Problem to work on: Check every line of the entries below for the word "this", and copy the ones that have it.

Provided entries:
»»

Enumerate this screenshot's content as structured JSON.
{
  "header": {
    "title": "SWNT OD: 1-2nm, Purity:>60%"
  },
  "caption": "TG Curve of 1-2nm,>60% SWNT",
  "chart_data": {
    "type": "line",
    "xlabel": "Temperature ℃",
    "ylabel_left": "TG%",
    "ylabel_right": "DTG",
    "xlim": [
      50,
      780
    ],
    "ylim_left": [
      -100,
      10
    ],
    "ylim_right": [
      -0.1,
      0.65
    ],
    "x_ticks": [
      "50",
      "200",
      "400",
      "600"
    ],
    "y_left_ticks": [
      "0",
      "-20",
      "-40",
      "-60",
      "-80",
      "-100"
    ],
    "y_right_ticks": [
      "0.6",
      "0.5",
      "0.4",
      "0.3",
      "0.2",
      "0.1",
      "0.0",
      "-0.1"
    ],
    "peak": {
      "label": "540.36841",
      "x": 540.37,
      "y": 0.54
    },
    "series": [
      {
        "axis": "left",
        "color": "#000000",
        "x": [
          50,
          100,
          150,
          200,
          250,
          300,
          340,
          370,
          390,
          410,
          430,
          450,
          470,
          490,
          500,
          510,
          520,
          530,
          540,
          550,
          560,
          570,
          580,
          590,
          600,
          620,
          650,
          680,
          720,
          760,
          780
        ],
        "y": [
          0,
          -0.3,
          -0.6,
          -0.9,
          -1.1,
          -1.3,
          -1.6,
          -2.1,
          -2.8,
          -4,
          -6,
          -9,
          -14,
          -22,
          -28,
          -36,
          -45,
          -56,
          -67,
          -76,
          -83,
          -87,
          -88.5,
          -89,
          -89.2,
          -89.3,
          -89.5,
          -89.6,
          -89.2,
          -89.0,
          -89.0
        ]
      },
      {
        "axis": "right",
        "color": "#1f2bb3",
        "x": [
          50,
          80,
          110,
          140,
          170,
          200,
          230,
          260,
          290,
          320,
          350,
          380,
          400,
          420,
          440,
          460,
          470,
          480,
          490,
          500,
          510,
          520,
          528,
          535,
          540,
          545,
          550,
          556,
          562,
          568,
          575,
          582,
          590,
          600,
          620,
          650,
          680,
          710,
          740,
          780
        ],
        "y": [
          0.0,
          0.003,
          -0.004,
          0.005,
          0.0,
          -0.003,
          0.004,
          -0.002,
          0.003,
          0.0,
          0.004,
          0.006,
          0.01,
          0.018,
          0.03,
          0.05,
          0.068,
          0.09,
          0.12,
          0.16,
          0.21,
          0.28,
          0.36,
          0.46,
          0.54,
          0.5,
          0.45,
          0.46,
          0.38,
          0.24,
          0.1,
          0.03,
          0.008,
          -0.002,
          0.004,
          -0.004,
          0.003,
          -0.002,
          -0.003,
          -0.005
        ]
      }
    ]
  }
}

««
»»

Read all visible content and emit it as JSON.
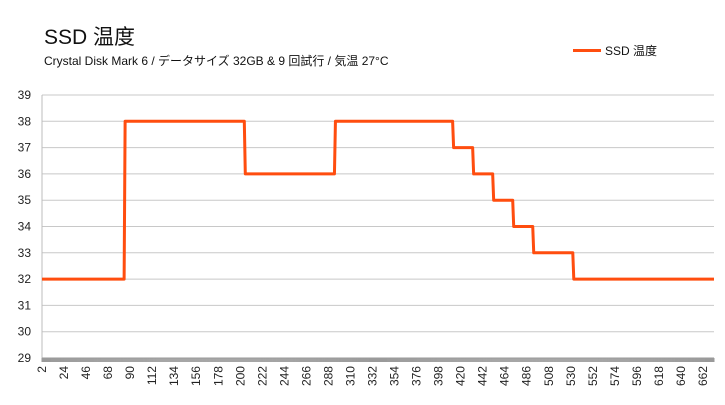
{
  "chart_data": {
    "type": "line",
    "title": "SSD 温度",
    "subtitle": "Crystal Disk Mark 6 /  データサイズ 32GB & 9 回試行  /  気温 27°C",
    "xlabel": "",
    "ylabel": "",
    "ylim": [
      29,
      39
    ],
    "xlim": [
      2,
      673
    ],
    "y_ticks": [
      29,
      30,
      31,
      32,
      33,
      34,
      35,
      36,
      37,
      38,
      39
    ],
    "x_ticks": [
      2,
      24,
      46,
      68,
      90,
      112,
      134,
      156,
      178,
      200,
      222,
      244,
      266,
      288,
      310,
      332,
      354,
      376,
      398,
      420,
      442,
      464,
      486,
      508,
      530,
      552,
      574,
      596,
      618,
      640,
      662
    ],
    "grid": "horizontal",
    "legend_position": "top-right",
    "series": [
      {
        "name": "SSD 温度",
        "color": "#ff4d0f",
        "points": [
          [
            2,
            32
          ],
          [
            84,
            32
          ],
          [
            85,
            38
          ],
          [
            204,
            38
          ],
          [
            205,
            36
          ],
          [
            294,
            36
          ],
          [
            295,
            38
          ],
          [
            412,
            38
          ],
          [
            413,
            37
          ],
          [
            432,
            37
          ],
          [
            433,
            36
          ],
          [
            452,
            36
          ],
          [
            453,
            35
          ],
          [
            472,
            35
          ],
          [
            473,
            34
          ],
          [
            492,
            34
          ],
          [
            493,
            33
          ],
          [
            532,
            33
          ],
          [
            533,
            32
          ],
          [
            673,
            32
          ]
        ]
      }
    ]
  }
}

««
»»

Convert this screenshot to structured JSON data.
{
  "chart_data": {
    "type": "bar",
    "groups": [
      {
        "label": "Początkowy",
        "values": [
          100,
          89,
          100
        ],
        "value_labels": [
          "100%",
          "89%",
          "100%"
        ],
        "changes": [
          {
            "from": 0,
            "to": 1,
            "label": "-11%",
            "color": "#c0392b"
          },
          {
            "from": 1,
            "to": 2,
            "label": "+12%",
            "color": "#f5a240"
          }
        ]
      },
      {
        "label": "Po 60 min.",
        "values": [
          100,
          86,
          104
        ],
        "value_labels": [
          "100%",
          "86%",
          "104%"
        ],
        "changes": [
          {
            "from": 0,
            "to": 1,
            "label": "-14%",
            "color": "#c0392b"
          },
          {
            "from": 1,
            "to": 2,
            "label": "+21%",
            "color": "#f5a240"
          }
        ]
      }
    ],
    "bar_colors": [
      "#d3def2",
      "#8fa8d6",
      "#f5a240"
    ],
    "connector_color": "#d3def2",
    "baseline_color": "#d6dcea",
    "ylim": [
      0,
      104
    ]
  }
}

««

Response:
Enumerate this screenshot's content as structured JSON.
Convert this screenshot to structured JSON data.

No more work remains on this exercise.